Begin PROVIDED RECORDS

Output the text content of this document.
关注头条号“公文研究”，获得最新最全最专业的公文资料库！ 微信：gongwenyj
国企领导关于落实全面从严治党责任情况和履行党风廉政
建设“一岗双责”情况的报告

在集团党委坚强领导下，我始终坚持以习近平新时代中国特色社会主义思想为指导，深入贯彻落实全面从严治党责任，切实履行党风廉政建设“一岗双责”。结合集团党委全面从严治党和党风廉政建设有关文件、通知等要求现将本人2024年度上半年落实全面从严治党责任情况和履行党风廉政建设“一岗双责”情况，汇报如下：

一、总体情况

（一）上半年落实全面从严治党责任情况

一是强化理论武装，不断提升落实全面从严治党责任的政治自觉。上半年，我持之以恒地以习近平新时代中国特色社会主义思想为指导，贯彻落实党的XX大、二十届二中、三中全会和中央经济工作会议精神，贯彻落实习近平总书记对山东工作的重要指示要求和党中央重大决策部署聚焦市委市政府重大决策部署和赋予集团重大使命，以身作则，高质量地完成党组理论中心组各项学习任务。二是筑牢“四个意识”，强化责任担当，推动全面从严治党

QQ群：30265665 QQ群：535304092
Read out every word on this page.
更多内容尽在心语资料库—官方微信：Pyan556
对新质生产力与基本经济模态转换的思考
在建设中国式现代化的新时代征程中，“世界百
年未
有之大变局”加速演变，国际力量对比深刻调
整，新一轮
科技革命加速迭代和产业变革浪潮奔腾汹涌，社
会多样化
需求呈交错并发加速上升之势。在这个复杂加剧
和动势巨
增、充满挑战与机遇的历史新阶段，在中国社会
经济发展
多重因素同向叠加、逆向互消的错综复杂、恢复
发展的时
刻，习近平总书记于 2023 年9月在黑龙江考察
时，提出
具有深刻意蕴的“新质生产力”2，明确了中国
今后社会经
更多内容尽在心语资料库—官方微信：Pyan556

End PROVIDED RECORDS

#### TASK:
Point out every line holding the string "this" and copy it.

#### IN RESPONSE:
Output the text content of this document.
Read out every word on this page.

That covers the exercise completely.